Rows from a dataset:

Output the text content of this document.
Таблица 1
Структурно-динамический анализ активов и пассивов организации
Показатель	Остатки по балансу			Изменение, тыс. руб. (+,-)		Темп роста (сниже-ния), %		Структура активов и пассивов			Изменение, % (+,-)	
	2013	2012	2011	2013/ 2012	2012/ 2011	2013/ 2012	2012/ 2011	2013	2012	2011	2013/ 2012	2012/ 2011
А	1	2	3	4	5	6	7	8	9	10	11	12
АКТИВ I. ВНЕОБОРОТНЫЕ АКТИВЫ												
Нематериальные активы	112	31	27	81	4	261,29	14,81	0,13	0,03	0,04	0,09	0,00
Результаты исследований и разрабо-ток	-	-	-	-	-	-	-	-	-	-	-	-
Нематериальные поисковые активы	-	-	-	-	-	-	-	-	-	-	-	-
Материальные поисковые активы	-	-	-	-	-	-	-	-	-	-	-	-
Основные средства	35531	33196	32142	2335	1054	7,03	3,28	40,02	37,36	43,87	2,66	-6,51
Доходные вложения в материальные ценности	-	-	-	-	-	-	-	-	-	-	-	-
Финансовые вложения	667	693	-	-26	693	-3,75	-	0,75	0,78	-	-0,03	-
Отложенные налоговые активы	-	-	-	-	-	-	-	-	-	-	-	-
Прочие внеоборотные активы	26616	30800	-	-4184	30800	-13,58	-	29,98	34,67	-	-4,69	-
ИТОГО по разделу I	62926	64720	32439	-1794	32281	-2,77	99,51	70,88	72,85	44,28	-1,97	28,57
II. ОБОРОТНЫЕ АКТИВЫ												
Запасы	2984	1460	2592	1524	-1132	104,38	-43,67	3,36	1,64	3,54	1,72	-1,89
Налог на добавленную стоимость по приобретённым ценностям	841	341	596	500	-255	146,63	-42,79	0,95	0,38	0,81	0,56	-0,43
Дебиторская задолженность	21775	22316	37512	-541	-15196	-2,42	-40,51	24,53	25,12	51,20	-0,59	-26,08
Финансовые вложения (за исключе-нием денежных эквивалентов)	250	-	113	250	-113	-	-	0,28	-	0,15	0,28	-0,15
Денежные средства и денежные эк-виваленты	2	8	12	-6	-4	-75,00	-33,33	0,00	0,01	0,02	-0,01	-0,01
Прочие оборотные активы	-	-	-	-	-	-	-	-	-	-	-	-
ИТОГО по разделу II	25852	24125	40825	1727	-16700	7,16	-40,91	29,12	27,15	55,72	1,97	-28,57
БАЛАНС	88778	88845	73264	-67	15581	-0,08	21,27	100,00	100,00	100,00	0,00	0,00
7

§ TASK TO CARRY OUT
Print every line of the records exactly. Omit nothing.

§ WRITTEN ANSWER
Output the text content of this document.
Таблица 1
Структурно-динамический анализ активов и пассивов организации
Показатель	Остатки по балансу			Изменение, тыс. руб. (+,-)		Темп роста (сниже-ния), %		Структура активов и пассивов			Изменение, % (+,-)	
	2013	2012	2011	2013/ 2012	2012/ 2011	2013/ 2012	2012/ 2011	2013	2012	2011	2013/ 2012	2012/ 2011
А	1	2	3	4	5	6	7	8	9	10	11	12
АКТИВ I. ВНЕОБОРОТНЫЕ АКТИВЫ												
Нематериальные активы	112	31	27	81	4	261,29	14,81	0,13	0,03	0,04	0,09	0,00
Результаты исследований и разрабо-ток	-	-	-	-	-	-	-	-	-	-	-	-
Нематериальные поисковые активы	-	-	-	-	-	-	-	-	-	-	-	-
Материальные поисковые активы	-	-	-	-	-	-	-	-	-	-	-	-
Основные средства	35531	33196	32142	2335	1054	7,03	3,28	40,02	37,36	43,87	2,66	-6,51
Доходные вложения в материальные ценности	-	-	-	-	-	-	-	-	-	-	-	-
Финансовые вложения	667	693	-	-26	693	-3,75	-	0,75	0,78	-	-0,03	-
Отложенные налоговые активы	-	-	-	-	-	-	-	-	-	-	-	-
Прочие внеоборотные активы	26616	30800	-	-4184	30800	-13,58	-	29,98	34,67	-	-4,69	-
ИТОГО по разделу I	62926	64720	32439	-1794	32281	-2,77	99,51	70,88	72,85	44,28	-1,97	28,57
II. ОБОРОТНЫЕ АКТИВЫ												
Запасы	2984	1460	2592	1524	-1132	104,38	-43,67	3,36	1,64	3,54	1,72	-1,89
Налог на добавленную стоимость по приобретённым ценностям	841	341	596	500	-255	146,63	-42,79	0,95	0,38	0,81	0,56	-0,43
Дебиторская задолженность	21775	22316	37512	-541	-15196	-2,42	-40,51	24,53	25,12	51,20	-0,59	-26,08
Финансовые вложения (за исключе-нием денежных эквивалентов)	250	-	113	250	-113	-	-	0,28	-	0,15	0,28	-0,15
Денежные средства и денежные эк-виваленты	2	8	12	-6	-4	-75,00	-33,33	0,00	0,01	0,02	-0,01	-0,01
Прочие оборотные активы	-	-	-	-	-	-	-	-	-	-	-	-
ИТОГО по разделу II	25852	24125	40825	1727	-16700	7,16	-40,91	29,12	27,15	55,72	1,97	-28,57
БАЛАНС	88778	88845	73264	-67	15581	-0,08	21,27	100,00	100,00	100,00	0,00	0,00
7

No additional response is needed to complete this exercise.